**THINGS TO DO:**
1) Answer these questions about the blog post:
(a) According to the quoted passage, where was the Euston Manifesto composed?
(b) Which three cities does the commenter Alex name as having a Metro?
(c) Which lawyer does the commenter Hugh call one of Britain's richest?
2) Render everything in the listing from the line containing "area xyxy=(35,12,390,213)" down to the line containing "y1] format, (0,0) is top-left.", both included, as a JSON list of strings with one string per line and blank lines skipped.

**TEXT EXTRACT:**
▬▬▬▬▬▬▬▬▬▬

Friday, November 10, 2006

So Now You Know

More via Norman Geras:

The people working on these projects are best known for having produced a document called the Euston Manifesto, which was composed in a bar near the Euston station of the London metro. (If these people had a million dollars, they wouldn't have to compose their manifestos in bars - they would be able to rent a proper office for themselves.) Their online journal, Democratiya, has become, by my lights, the liveliest and most stimulating new intellectual journal on political themes in the English-speaking world - certainly the liveliest new thing to appear on the English-speaking left in a good long time. Their project Engage has rather bravely taken up the challenge of arguing against the slightly demented anti-Zionism that appears to have... overrun whole regions of British intellectual life.

So now you know: Euston, Engage, and Democratiya are one and the same. Paul Berman says so, endorsed by Geras. (Ellipses in the Norman Geras version.) Some of us, clearly mistakenly thought than Euston also connected to Manchester and Glasgow, but we'll take Berman's assurance that only the metro stops there. Damn, I should have called this The Metro doesn't stop here anymore.

18 Comments:

Anonymous Simon said...

If these people had a million dollars, they wouldn't have to compose their manifestos in bars - they would be able to rent a proper office for themselves.

Yes but if they had any sense they wouldn't have gone into a fucking O'Neill's in the first place.

11/10/2006 11:45:00 PM  
Anonymous Hugh said...

Berman's pleading poverty on the Eustonites' behalf? WTF? Anthony Julius has got to be one of the Britain's richest lawyers - I'm sure he (and Nick) could afford to put up the cash for a proper office somewhere if they wanted.

One of the worst aspects of the Eustonites is their pleading that they're somehow mavericks outside the Blairite/Murdoch establishment. End the ridiculous posing boys, you're embarrassing yourselves with your rebel yell BS.

11/12/2006 12:15:00 AM  
Blogger Alex said...

The Metro? Is there some parallel public transport system in London I hadn't noticed? Newcastle has a Metro, as do Paris and Moscow. London has the Underground, or better the tube, and is proud of it 'cos it was first.

Anyway, surely if Aaronovitch, Cohen et al wanted a million dollars to pursue International Eustonism one of them could remortgage their Hampstead shack?

11/13/2006 10:28:00 AM  
Anonymous redpesto said...

Talking of train metaphors here's Marcus Brigstocke giving DA a thump with the pig's bladder for his criticism of satirists.

11/14/2006 05:33:00 PM  
Anonymous Simon said...

▬▬▬▬▬▬▬▬▬▬

**GIVEN INFORMATION:**

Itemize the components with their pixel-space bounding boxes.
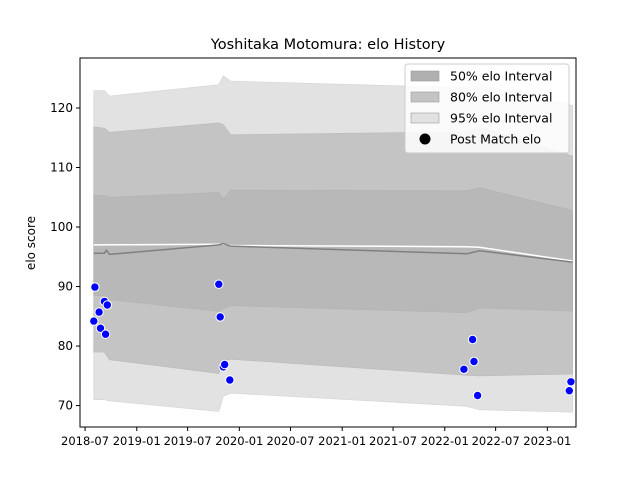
post-match-point <box>469 356 479 367</box>
post-match-points <box>89 279 576 401</box>
post-match-point <box>90 282 100 292</box>
post-match-point <box>214 279 224 289</box>
post-match-point <box>472 390 483 401</box>
plot-frame <box>79 57 577 428</box>
legend: 50% elo Interval 80% elo Interval 95% elo … <box>404 63 570 154</box>
post-match-point <box>467 334 478 345</box>
post-match-point <box>566 377 576 387</box>
legend-box <box>404 63 570 154</box>
chart-title: Yoshitaka Motomura: elo History <box>210 37 446 53</box>
post-match-point <box>215 312 225 322</box>
y-tick-label: 80 <box>58 339 73 353</box>
x-tick-label: 2020-01 <box>215 434 263 448</box>
post-match-point <box>95 323 106 333</box>
legend-marker <box>419 133 431 145</box>
elo-lines <box>93 242 573 263</box>
x-tick-label: 2018-07 <box>61 434 109 448</box>
x-tick-label: 2021-07 <box>369 434 417 448</box>
legend-swatch <box>410 70 440 82</box>
y-axis-ticks: 70 80 90 100 110 120 <box>50 101 80 413</box>
interval-bands <box>93 75 573 413</box>
post-match-point <box>220 359 230 370</box>
legend-label: 95% elo Interval <box>450 111 552 126</box>
y-tick-label: 100 <box>50 220 73 234</box>
x-tick-label: 2019-07 <box>164 434 212 448</box>
y-axis-label: elo score <box>24 216 38 270</box>
post-match-point <box>89 316 99 326</box>
legend-label: 50% elo Interval <box>450 69 552 84</box>
x-axis-ticks: 2018-07 2019-01 2019-07 2020-01 2020-07 2021-… <box>61 427 571 448</box>
legend-swatch <box>410 112 440 124</box>
x-tick-label: 2022-01 <box>421 434 469 448</box>
post-match-point <box>94 307 104 317</box>
y-tick-label: 90 <box>58 280 73 294</box>
legend-label: Post Match elo <box>450 132 541 147</box>
y-tick-label: 110 <box>50 161 73 175</box>
post-match-point <box>564 386 574 396</box>
post-match-point <box>100 329 111 339</box>
x-tick-label: 2023-01 <box>523 434 571 448</box>
x-tick-label: 2021-01 <box>318 434 366 448</box>
band-50 <box>93 187 573 314</box>
post-match-point <box>459 364 469 374</box>
post-match-point <box>102 300 113 310</box>
x-tick-label: 2019-01 <box>113 434 161 448</box>
x-tick-label: 2022-07 <box>472 434 520 448</box>
elo-line-1 <box>93 242 573 263</box>
legend-swatch <box>410 91 440 103</box>
x-tick-label: 2020-07 <box>266 434 314 448</box>
y-tick-label: 70 <box>58 399 73 413</box>
y-tick-label: 120 <box>50 101 73 115</box>
legend-label: 80% elo Interval <box>450 90 552 105</box>
post-match-point <box>225 375 235 385</box>
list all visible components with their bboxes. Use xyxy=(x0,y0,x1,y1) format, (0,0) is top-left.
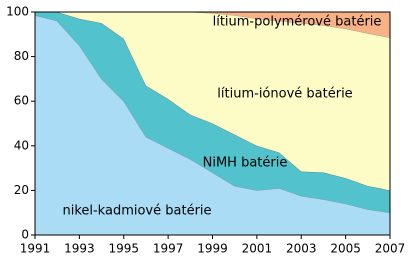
area xyxy=(35,12,390,213)
series-label: nikel-kadmiové batérie xyxy=(62,204,211,219)
area xyxy=(35,12,390,38)
area xyxy=(35,12,390,191)
y-tick-label: 40 xyxy=(14,138,29,152)
x-tick-label: 2001 xyxy=(242,242,273,256)
x-tick-label: 1999 xyxy=(197,242,228,256)
series-label: lítium-polymérové batérie xyxy=(213,15,382,30)
x-tick-label: 1993 xyxy=(64,242,95,256)
x-tick-label: 2007 xyxy=(375,242,406,256)
area xyxy=(35,15,390,235)
x-tick-label: 2005 xyxy=(330,242,361,256)
y-tick-label: 80 xyxy=(14,49,29,63)
y-tick-label: 100 xyxy=(6,5,29,19)
series-label: lítium-iónové batérie xyxy=(217,87,352,102)
series-label: NiMH batérie xyxy=(203,156,288,171)
y-tick-label: 0 xyxy=(21,228,29,242)
x-tick-label: 1997 xyxy=(153,242,184,256)
x-tick-label: 1995 xyxy=(108,242,139,256)
x-tick-label: 1991 xyxy=(20,242,51,256)
y-tick-label: 20 xyxy=(14,183,29,197)
x-tick-label: 2003 xyxy=(286,242,317,256)
y-tick-label: 60 xyxy=(14,94,29,108)
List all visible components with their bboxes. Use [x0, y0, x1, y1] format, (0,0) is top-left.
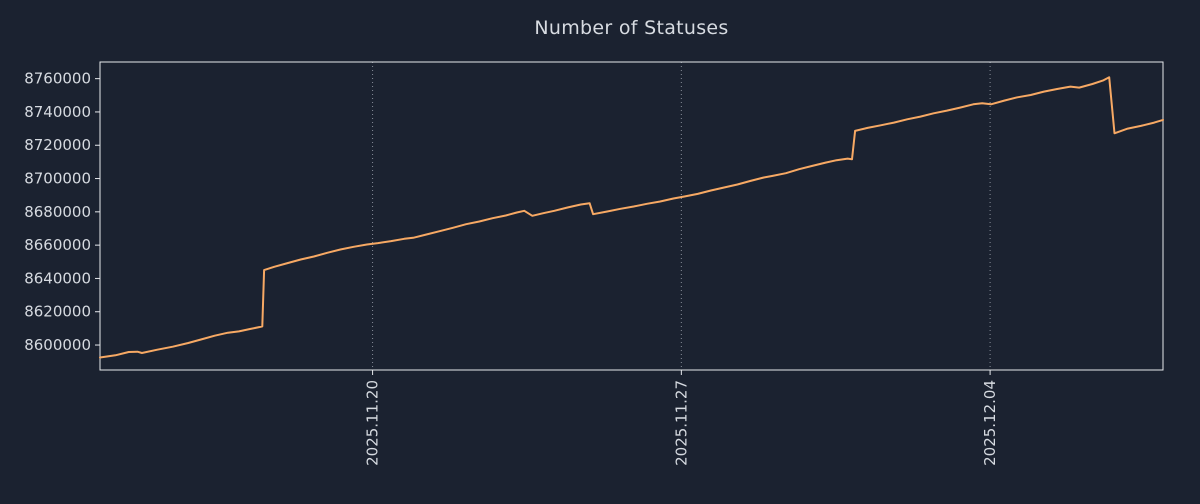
- y-tick-label: 8600000: [24, 336, 91, 354]
- y-tick-label: 8700000: [24, 170, 91, 188]
- x-tick-label: 2025.12.04: [981, 380, 999, 466]
- y-tick-label: 8760000: [24, 70, 91, 88]
- chart-title: Number of Statuses: [534, 17, 729, 39]
- y-tick-label: 8620000: [24, 303, 91, 321]
- y-tick-label: 8680000: [24, 203, 91, 221]
- x-tick-label: 2025.11.20: [364, 380, 382, 466]
- y-tick-label: 8660000: [24, 236, 91, 254]
- series-statuses: [99, 76, 1164, 359]
- plot-border: [99, 61, 1164, 371]
- y-tick-label: 8720000: [24, 136, 91, 154]
- y-tick-label: 8740000: [24, 103, 91, 121]
- x-tick-label: 2025.11.27: [672, 380, 690, 466]
- y-tick-label: 8640000: [24, 269, 91, 287]
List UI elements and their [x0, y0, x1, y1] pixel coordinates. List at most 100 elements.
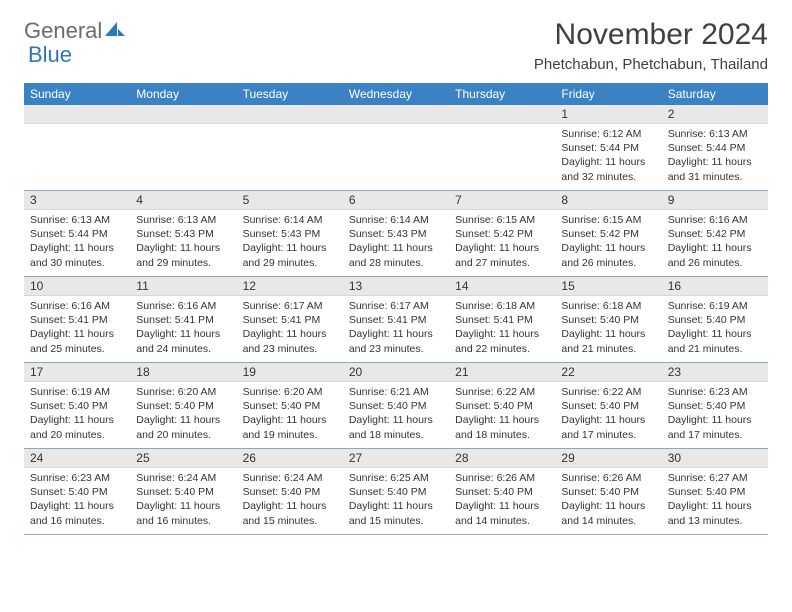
- day-number: 16: [662, 277, 768, 296]
- day-details: Sunrise: 6:23 AMSunset: 5:40 PMDaylight:…: [662, 382, 768, 446]
- daylight: Daylight: 11 hours and 16 minutes.: [30, 499, 124, 527]
- sunrise: Sunrise: 6:14 AM: [349, 213, 443, 227]
- sunset: Sunset: 5:44 PM: [668, 141, 762, 155]
- sunrise: Sunrise: 6:14 AM: [243, 213, 337, 227]
- day-details: Sunrise: 6:21 AMSunset: 5:40 PMDaylight:…: [343, 382, 449, 446]
- sunrise: Sunrise: 6:18 AM: [455, 299, 549, 313]
- daylight: Daylight: 11 hours and 21 minutes.: [668, 327, 762, 355]
- day-14: 14 Sunrise: 6:18 AMSunset: 5:41 PMDayligh…: [449, 277, 555, 363]
- day-number: 14: [449, 277, 555, 296]
- logo-text-2: Blue: [28, 42, 72, 67]
- daylight: Daylight: 11 hours and 23 minutes.: [243, 327, 337, 355]
- weekday-saturday: Saturday: [662, 83, 768, 105]
- sunset: Sunset: 5:44 PM: [561, 141, 655, 155]
- day-details: Sunrise: 6:13 AMSunset: 5:44 PMDaylight:…: [662, 124, 768, 188]
- day-number: 17: [24, 363, 130, 382]
- sunset: Sunset: 5:40 PM: [455, 399, 549, 413]
- day-details: Sunrise: 6:27 AMSunset: 5:40 PMDaylight:…: [662, 468, 768, 532]
- day-details: Sunrise: 6:16 AMSunset: 5:41 PMDaylight:…: [24, 296, 130, 360]
- sunset: Sunset: 5:43 PM: [349, 227, 443, 241]
- sunrise: Sunrise: 6:17 AM: [243, 299, 337, 313]
- day-1: 1Sunrise: 6:12 AMSunset: 5:44 PMDaylight…: [555, 105, 661, 191]
- day-number: 30: [662, 449, 768, 468]
- day-27: 27Sunrise: 6:25 AMSunset: 5:40 PMDayligh…: [343, 449, 449, 535]
- day-12: 12Sunrise: 6:17 AMSunset: 5:41 PMDayligh…: [237, 277, 343, 363]
- day-20: 20Sunrise: 6:21 AMSunset: 5:40 PMDayligh…: [343, 363, 449, 449]
- day-details: Sunrise: 6:17 AMSunset: 5:41 PMDaylight:…: [237, 296, 343, 360]
- daylight: Daylight: 11 hours and 24 minutes.: [136, 327, 230, 355]
- daylight: Daylight: 11 hours and 31 minutes.: [668, 155, 762, 183]
- header: General November 2024 Phetchabun, Phetch…: [24, 18, 768, 73]
- sunset: Sunset: 5:40 PM: [349, 399, 443, 413]
- week-row: 24Sunrise: 6:23 AMSunset: 5:40 PMDayligh…: [24, 449, 768, 535]
- weekday-monday: Monday: [130, 83, 236, 105]
- logo-text-1: General: [24, 18, 102, 44]
- day-9: 9Sunrise: 6:16 AMSunset: 5:42 PMDaylight…: [662, 191, 768, 277]
- sunrise: Sunrise: 6:18 AM: [561, 299, 655, 313]
- daylight: Daylight: 11 hours and 13 minutes.: [668, 499, 762, 527]
- day-4: 4Sunrise: 6:13 AMSunset: 5:43 PMDaylight…: [130, 191, 236, 277]
- day-details: Sunrise: 6:25 AMSunset: 5:40 PMDaylight:…: [343, 468, 449, 532]
- day-details: Sunrise: 6:24 AMSunset: 5:40 PMDaylight:…: [237, 468, 343, 532]
- day-number: [130, 105, 236, 124]
- daylight: Daylight: 11 hours and 14 minutes.: [561, 499, 655, 527]
- sunset: Sunset: 5:43 PM: [136, 227, 230, 241]
- day-15: 15Sunrise: 6:18 AMSunset: 5:40 PMDayligh…: [555, 277, 661, 363]
- day-details: Sunrise: 6:26 AMSunset: 5:40 PMDaylight:…: [449, 468, 555, 532]
- day-13: 13Sunrise: 6:17 AMSunset: 5:41 PMDayligh…: [343, 277, 449, 363]
- logo-sail-icon: [104, 20, 126, 38]
- day-16: 16Sunrise: 6:19 AMSunset: 5:40 PMDayligh…: [662, 277, 768, 363]
- title-block: November 2024 Phetchabun, Phetchabun, Th…: [534, 18, 768, 73]
- day-19: 19Sunrise: 6:20 AMSunset: 5:40 PMDayligh…: [237, 363, 343, 449]
- sunset: Sunset: 5:40 PM: [243, 485, 337, 499]
- day-number: 9: [662, 191, 768, 210]
- daylight: Daylight: 11 hours and 18 minutes.: [455, 413, 549, 441]
- day-number: [237, 105, 343, 124]
- day-number: 18: [130, 363, 236, 382]
- day-number: 24: [24, 449, 130, 468]
- day-details: Sunrise: 6:15 AMSunset: 5:42 PMDaylight:…: [555, 210, 661, 274]
- daylight: Daylight: 11 hours and 30 minutes.: [30, 241, 124, 269]
- weekday-tuesday: Tuesday: [237, 83, 343, 105]
- day-number: 1: [555, 105, 661, 124]
- day-details: Sunrise: 6:19 AMSunset: 5:40 PMDaylight:…: [24, 382, 130, 446]
- day-21: 21Sunrise: 6:22 AMSunset: 5:40 PMDayligh…: [449, 363, 555, 449]
- sunset: Sunset: 5:43 PM: [243, 227, 337, 241]
- sunrise: Sunrise: 6:20 AM: [243, 385, 337, 399]
- day-number: 27: [343, 449, 449, 468]
- day-3: 3Sunrise: 6:13 AMSunset: 5:44 PMDaylight…: [24, 191, 130, 277]
- sunset: Sunset: 5:41 PM: [455, 313, 549, 327]
- day-details: Sunrise: 6:20 AMSunset: 5:40 PMDaylight:…: [130, 382, 236, 446]
- day-6: 6Sunrise: 6:14 AMSunset: 5:43 PMDaylight…: [343, 191, 449, 277]
- sunset: Sunset: 5:40 PM: [668, 485, 762, 499]
- sunrise: Sunrise: 6:13 AM: [30, 213, 124, 227]
- sunrise: Sunrise: 6:16 AM: [668, 213, 762, 227]
- daylight: Daylight: 11 hours and 25 minutes.: [30, 327, 124, 355]
- day-number: 19: [237, 363, 343, 382]
- day-details: Sunrise: 6:26 AMSunset: 5:40 PMDaylight:…: [555, 468, 661, 532]
- day-29: 29Sunrise: 6:26 AMSunset: 5:40 PMDayligh…: [555, 449, 661, 535]
- sunset: Sunset: 5:40 PM: [30, 399, 124, 413]
- day-number: 21: [449, 363, 555, 382]
- sunrise: Sunrise: 6:12 AM: [561, 127, 655, 141]
- day-number: 28: [449, 449, 555, 468]
- sunrise: Sunrise: 6:19 AM: [668, 299, 762, 313]
- sunset: Sunset: 5:41 PM: [349, 313, 443, 327]
- day-details: Sunrise: 6:19 AMSunset: 5:40 PMDaylight:…: [662, 296, 768, 360]
- sunrise: Sunrise: 6:13 AM: [136, 213, 230, 227]
- day-18: 18Sunrise: 6:20 AMSunset: 5:40 PMDayligh…: [130, 363, 236, 449]
- day-number: 4: [130, 191, 236, 210]
- day-number: 15: [555, 277, 661, 296]
- day-22: 22Sunrise: 6:22 AMSunset: 5:40 PMDayligh…: [555, 363, 661, 449]
- sunset: Sunset: 5:41 PM: [30, 313, 124, 327]
- day-2: 2Sunrise: 6:13 AMSunset: 5:44 PMDaylight…: [662, 105, 768, 191]
- sunrise: Sunrise: 6:21 AM: [349, 385, 443, 399]
- daylight: Daylight: 11 hours and 22 minutes.: [455, 327, 549, 355]
- day-details: Sunrise: 6:22 AMSunset: 5:40 PMDaylight:…: [449, 382, 555, 446]
- day-details: Sunrise: 6:22 AMSunset: 5:40 PMDaylight:…: [555, 382, 661, 446]
- sunset: Sunset: 5:40 PM: [561, 313, 655, 327]
- empty-day: [24, 105, 130, 191]
- day-details: Sunrise: 6:14 AMSunset: 5:43 PMDaylight:…: [237, 210, 343, 274]
- day-details: Sunrise: 6:16 AMSunset: 5:41 PMDaylight:…: [130, 296, 236, 360]
- day-28: 28Sunrise: 6:26 AMSunset: 5:40 PMDayligh…: [449, 449, 555, 535]
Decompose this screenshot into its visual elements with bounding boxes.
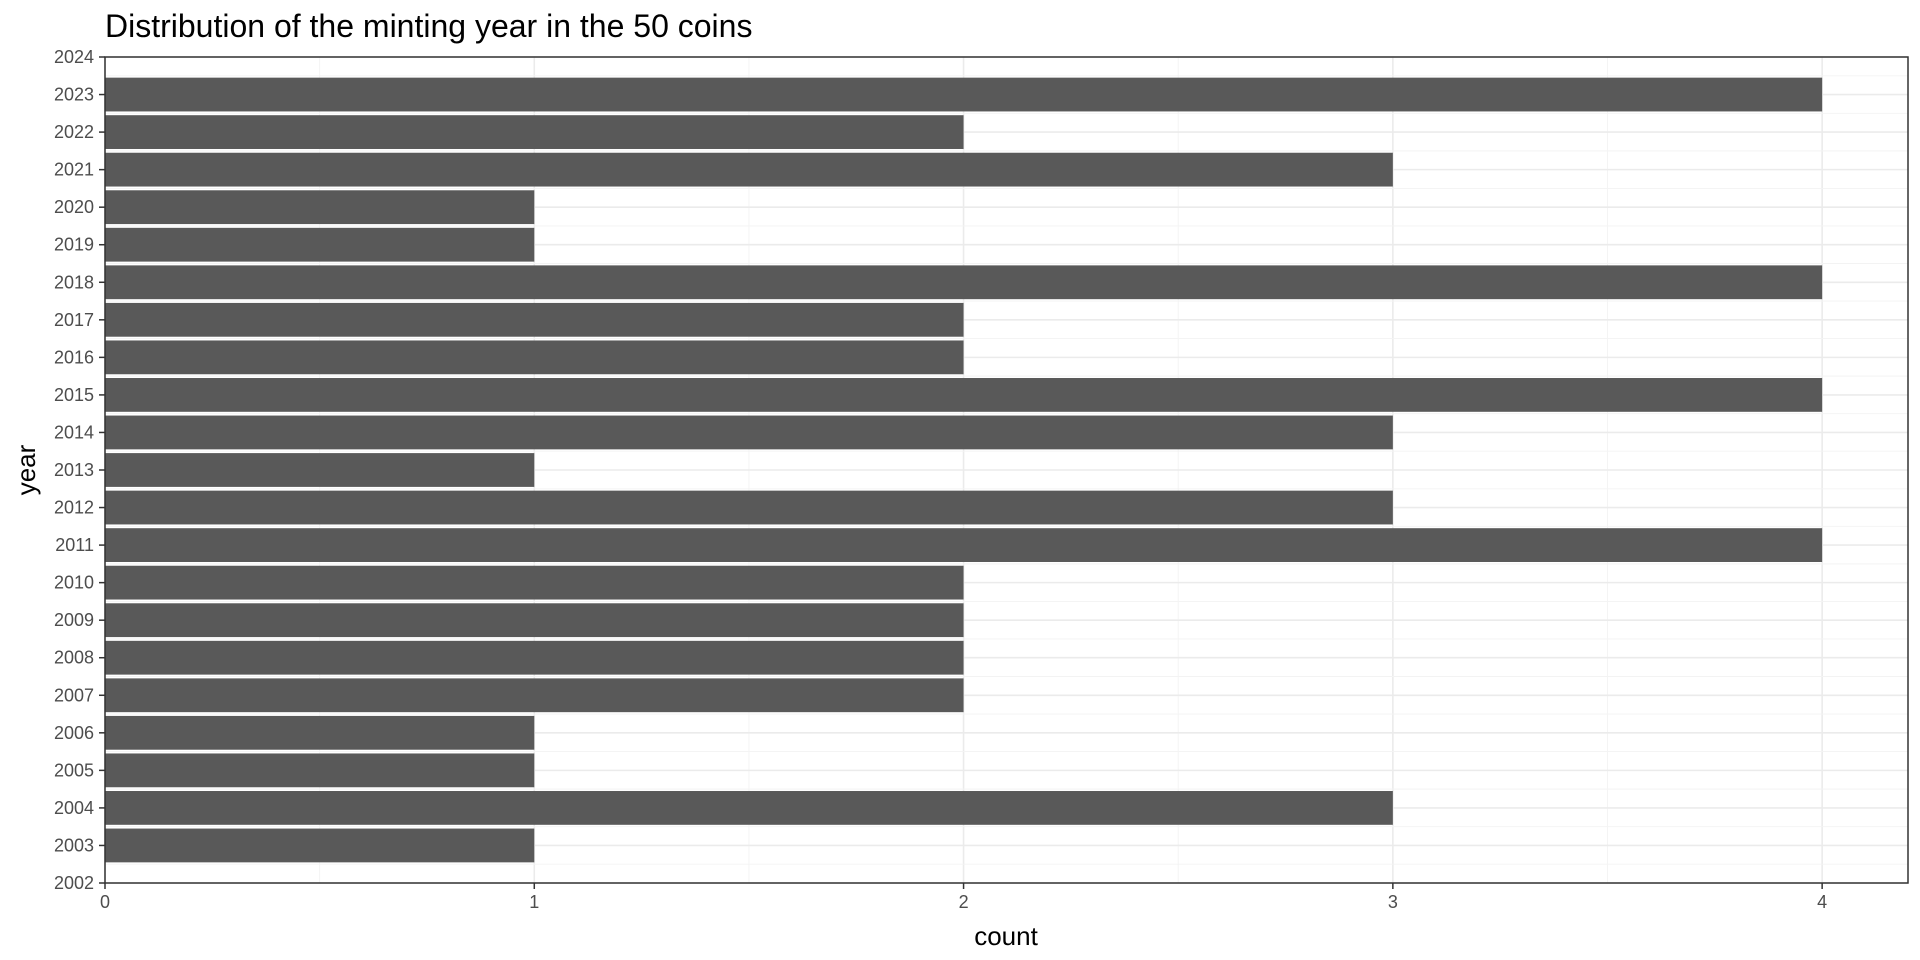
bar-2013: [105, 453, 535, 487]
bar-2003: [105, 828, 535, 863]
y-tick-label: 2010: [54, 573, 94, 593]
y-tick-label: 2013: [54, 460, 94, 480]
y-tick-label: 2008: [54, 648, 94, 668]
y-tick-label: 2022: [54, 122, 94, 142]
bar-2019: [105, 227, 535, 262]
bar-2017: [105, 302, 964, 337]
y-tick-label: 2002: [54, 873, 94, 893]
y-tick-label: 2021: [54, 160, 94, 180]
bar-2011: [105, 528, 1823, 562]
bar-2022: [105, 115, 964, 149]
y-tick-label: 2004: [54, 798, 94, 818]
y-tick-label: 2014: [54, 422, 94, 442]
y-tick-label: 2015: [54, 385, 94, 405]
bar-2010: [105, 565, 964, 600]
bar-2014: [105, 415, 1393, 450]
y-tick-label: 2017: [54, 310, 94, 330]
bar-2009: [105, 603, 964, 638]
y-tick-label: 2005: [54, 760, 94, 780]
x-axis-title: count: [974, 921, 1038, 951]
bars: [105, 77, 1823, 863]
y-tick-label: 2009: [54, 610, 94, 630]
y-axis-title: year: [11, 444, 41, 495]
bar-2021: [105, 152, 1393, 187]
bar-2006: [105, 715, 535, 750]
y-tick-label: 2003: [54, 835, 94, 855]
bar-2007: [105, 678, 964, 713]
bar-2012: [105, 490, 1393, 525]
x-tick-label: 2: [959, 892, 969, 912]
bar-2023: [105, 77, 1823, 112]
y-tick-label: 2023: [54, 85, 94, 105]
y-tick-label: 2012: [54, 498, 94, 518]
y-tick-label: 2018: [54, 272, 94, 292]
y-tick-label: 2024: [54, 47, 94, 67]
bar-2020: [105, 190, 535, 225]
y-tick-label: 2006: [54, 723, 94, 743]
y-tick-label: 2016: [54, 347, 94, 367]
bar-2004: [105, 791, 1393, 825]
bar-2015: [105, 378, 1823, 412]
bar-2018: [105, 265, 1823, 300]
y-tick-label: 2007: [54, 685, 94, 705]
x-tick-label: 0: [100, 892, 110, 912]
bar-2016: [105, 340, 964, 375]
y-tick-label: 2011: [55, 535, 94, 555]
ticks: 0 1 2 3 4 2002 2003 2004 2005 2006 2007 2008 2009 201…: [54, 47, 1827, 912]
x-tick-label: 3: [1388, 892, 1398, 912]
y-tick-label: 2020: [54, 197, 94, 217]
bar-2005: [105, 753, 535, 788]
x-tick-label: 4: [1817, 892, 1827, 912]
chart-title: Distribution of the minting year in the …: [105, 8, 752, 44]
bar-2008: [105, 640, 964, 675]
y-tick-label: 2019: [54, 235, 94, 255]
x-tick-label: 1: [529, 892, 539, 912]
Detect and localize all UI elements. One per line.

▬▬▬▬▬▬▬▬▬▬

**EXPECTED RESULTS:**
1)
(a) In a bar near the Euston station of the London metro.
(b) Newcastle, Paris and Moscow.
(c) Anthony Julius.

2)
[
  "area xyxy=(35,12,390,213)",
  "series-label: nikel-kadmiové batérie xyxy=(62,204,211,219)",
  "area xyxy=(35,12,390,38)",
  "area xyxy=(35,12,390,191)",
  "y-tick-label: 40 xyxy=(14,138,29,152)",
  "x-tick-label: 2001 xyxy=(242,242,273,256)",
  "x-tick-label: 1999 xyxy=(197,242,228,256)",
  "series-label: lítium-polymérové batérie xyxy=(213,15,382,30)",
  "x-tick-label: 1993 xyxy=(64,242,95,256)",
  "x-tick-label: 2007 xyxy=(375,242,406,256)",
  "area xyxy=(35,15,390,235)",
  "x-tick-label: 2005 xyxy=(330,242,361,256)",
  "y-tick-label: 80 xyxy=(14,49,29,63)",
  "y-tick-label: 100 xyxy=(6,5,29,19)",
  "series-label: lítium-iónové batérie xyxy=(217,87,352,102)",
  "series-label: NiMH batérie xyxy=(203,156,288,171)",
  "y-tick-label: 0 xyxy=(21,228,29,242)",
  "x-tick-label: 1997 xyxy=(153,242,184,256)",
  "x-tick-label: 1995 xyxy=(108,242,139,256)",
  "x-tick-label: 1991 xyxy=(20,242,51,256)",
  "y-tick-label: 20 xyxy=(14,183,29,197)",
  "x-tick-label: 2003 xyxy=(286,242,317,256)",
  "y-tick-label: 60 xyxy=(14,94,29,108)",
  "List all visible components with their bboxes. Use [x0, y0, x1, y1] format, (0,0) is top-left."
]